== GIVEN RECORDS ==
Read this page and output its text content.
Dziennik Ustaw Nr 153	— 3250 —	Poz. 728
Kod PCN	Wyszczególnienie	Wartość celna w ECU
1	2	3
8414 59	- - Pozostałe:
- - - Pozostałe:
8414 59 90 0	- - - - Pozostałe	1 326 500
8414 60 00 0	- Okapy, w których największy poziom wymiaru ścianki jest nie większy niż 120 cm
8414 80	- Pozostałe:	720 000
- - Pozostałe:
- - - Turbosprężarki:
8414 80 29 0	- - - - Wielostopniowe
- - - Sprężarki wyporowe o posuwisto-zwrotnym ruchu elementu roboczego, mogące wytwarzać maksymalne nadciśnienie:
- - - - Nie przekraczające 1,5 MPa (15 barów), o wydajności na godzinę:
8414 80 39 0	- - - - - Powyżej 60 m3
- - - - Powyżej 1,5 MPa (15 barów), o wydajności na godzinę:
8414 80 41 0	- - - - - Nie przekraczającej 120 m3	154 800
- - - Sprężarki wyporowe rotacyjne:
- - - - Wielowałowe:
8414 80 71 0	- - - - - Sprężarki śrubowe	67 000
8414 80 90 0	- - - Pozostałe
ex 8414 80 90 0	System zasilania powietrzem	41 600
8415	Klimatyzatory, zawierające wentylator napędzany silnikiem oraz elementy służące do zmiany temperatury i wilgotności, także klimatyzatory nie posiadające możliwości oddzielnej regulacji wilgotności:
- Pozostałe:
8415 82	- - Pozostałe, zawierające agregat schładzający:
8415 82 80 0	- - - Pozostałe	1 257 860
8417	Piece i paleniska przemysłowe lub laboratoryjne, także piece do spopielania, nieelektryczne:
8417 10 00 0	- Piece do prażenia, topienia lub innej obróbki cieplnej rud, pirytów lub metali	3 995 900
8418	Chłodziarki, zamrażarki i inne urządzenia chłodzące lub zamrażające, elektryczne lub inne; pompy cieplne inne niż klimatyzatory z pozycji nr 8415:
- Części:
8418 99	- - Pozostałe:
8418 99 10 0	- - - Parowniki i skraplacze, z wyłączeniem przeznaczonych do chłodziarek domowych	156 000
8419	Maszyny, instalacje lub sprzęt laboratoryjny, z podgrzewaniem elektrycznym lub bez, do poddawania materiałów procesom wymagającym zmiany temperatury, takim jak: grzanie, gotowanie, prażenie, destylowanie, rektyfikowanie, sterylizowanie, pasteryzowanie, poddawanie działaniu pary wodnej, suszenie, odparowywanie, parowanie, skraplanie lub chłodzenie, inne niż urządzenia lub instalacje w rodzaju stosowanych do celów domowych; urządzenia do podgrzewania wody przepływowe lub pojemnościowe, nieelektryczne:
===
Extract the full set of entries word for word.

:: SOLUTION TO THIS TASK ::
Read this page and output its text content.
Dziennik Ustaw Nr 153	— 3250 —	Poz. 728
Kod PCN	Wyszczególnienie	Wartość celna w ECU
1	2	3
8414 59	- - Pozostałe:
- - - Pozostałe:
8414 59 90 0	- - - - Pozostałe	1 326 500
8414 60 00 0	- Okapy, w których największy poziom wymiaru ścianki jest nie większy niż 120 cm
8414 80	- Pozostałe:	720 000
- - Pozostałe:
- - - Turbosprężarki:
8414 80 29 0	- - - - Wielostopniowe
- - - Sprężarki wyporowe o posuwisto-zwrotnym ruchu elementu roboczego, mogące wytwarzać maksymalne nadciśnienie:
- - - - Nie przekraczające 1,5 MPa (15 barów), o wydajności na godzinę:
8414 80 39 0	- - - - - Powyżej 60 m3
- - - - Powyżej 1,5 MPa (15 barów), o wydajności na godzinę:
8414 80 41 0	- - - - - Nie przekraczającej 120 m3	154 800
- - - Sprężarki wyporowe rotacyjne:
- - - - Wielowałowe:
8414 80 71 0	- - - - - Sprężarki śrubowe	67 000
8414 80 90 0	- - - Pozostałe
ex 8414 80 90 0	System zasilania powietrzem	41 600
8415	Klimatyzatory, zawierające wentylator napędzany silnikiem oraz elementy służące do zmiany temperatury i wilgotności, także klimatyzatory nie posiadające możliwości oddzielnej regulacji wilgotności:
- Pozostałe:
8415 82	- - Pozostałe, zawierające agregat schładzający:
8415 82 80 0	- - - Pozostałe	1 257 860
8417	Piece i paleniska przemysłowe lub laboratoryjne, także piece do spopielania, nieelektryczne:
8417 10 00 0	- Piece do prażenia, topienia lub innej obróbki cieplnej rud, pirytów lub metali	3 995 900
8418	Chłodziarki, zamrażarki i inne urządzenia chłodzące lub zamrażające, elektryczne lub inne; pompy cieplne inne niż klimatyzatory z pozycji nr 8415:
- Części:
8418 99	- - Pozostałe:
8418 99 10 0	- - - Parowniki i skraplacze, z wyłączeniem przeznaczonych do chłodziarek domowych	156 000
8419	Maszyny, instalacje lub sprzęt laboratoryjny, z podgrzewaniem elektrycznym lub bez, do poddawania materiałów procesom wymagającym zmiany temperatury, takim jak: grzanie, gotowanie, prażenie, destylowanie, rektyfikowanie, sterylizowanie, pasteryzowanie, poddawanie działaniu pary wodnej, suszenie, odparowywanie, parowanie, skraplanie lub chłodzenie, inne niż urządzenia lub instalacje w rodzaju stosowanych do celów domowych; urządzenia do podgrzewania wody przepływowe lub pojemnościowe, nieelektryczne:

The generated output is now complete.